◆ Data excerpts
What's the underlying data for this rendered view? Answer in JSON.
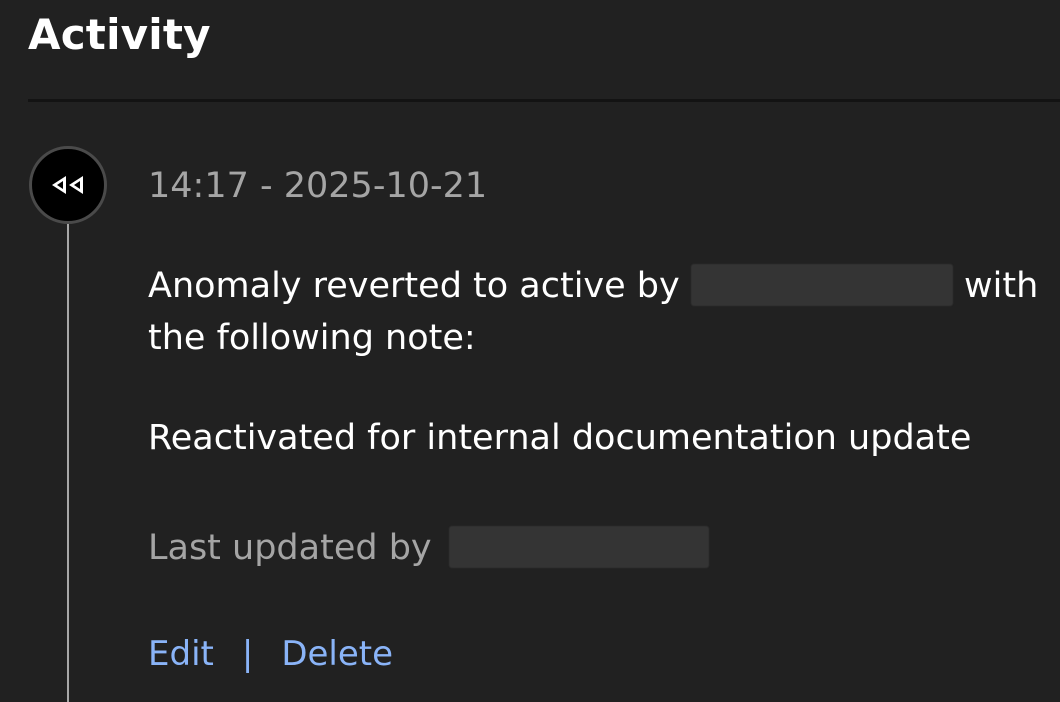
{
  "activity": {
    "title": "Activity",
    "event": {
      "icon": "rewind-icon",
      "timestamp": "14:17 - 2025-10-21",
      "message_prefix": "Anomaly reverted to active by",
      "message_suffix": "with the following note:",
      "note": "Reactivated for internal documentation update",
      "last_updated_label": "Last updated by",
      "actions": {
        "edit_label": "Edit",
        "separator": "|",
        "delete_label": "Delete"
      }
    }
  },
  "colors": {
    "background": "#212121",
    "text": "#ffffff",
    "muted_text": "#a5a5a5",
    "link": "#8ab4f8",
    "icon_bg": "#000000"
  }
}
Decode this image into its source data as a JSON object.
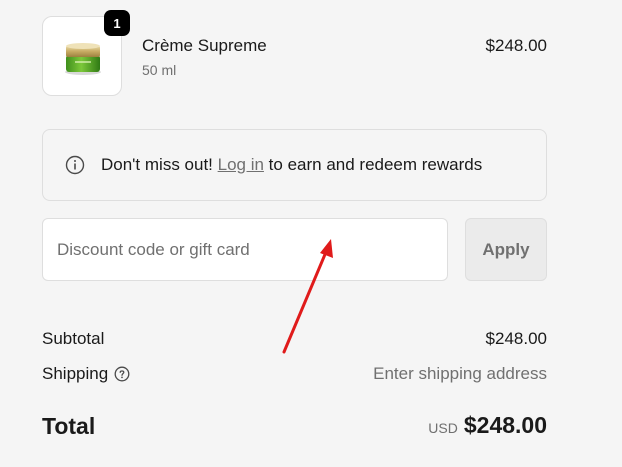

◆ Task prompt
Every record above must be given again exactly; drop the pictures.

◆ The answer
What's the underlying data for this rendered view? Answer in JSON.
{
  "activity": {
    "title": "Activity",
    "event": {
      "icon": "rewind-icon",
      "timestamp": "14:17 - 2025-10-21",
      "message_prefix": "Anomaly reverted to active by",
      "message_suffix": "with the following note:",
      "note": "Reactivated for internal documentation update",
      "last_updated_label": "Last updated by",
      "actions": {
        "edit_label": "Edit",
        "separator": "|",
        "delete_label": "Delete"
      }
    }
  },
  "colors": {
    "background": "#212121",
    "text": "#ffffff",
    "muted_text": "#a5a5a5",
    "link": "#8ab4f8",
    "icon_bg": "#000000"
  }
}
Decode this image into its source data as a JSON object.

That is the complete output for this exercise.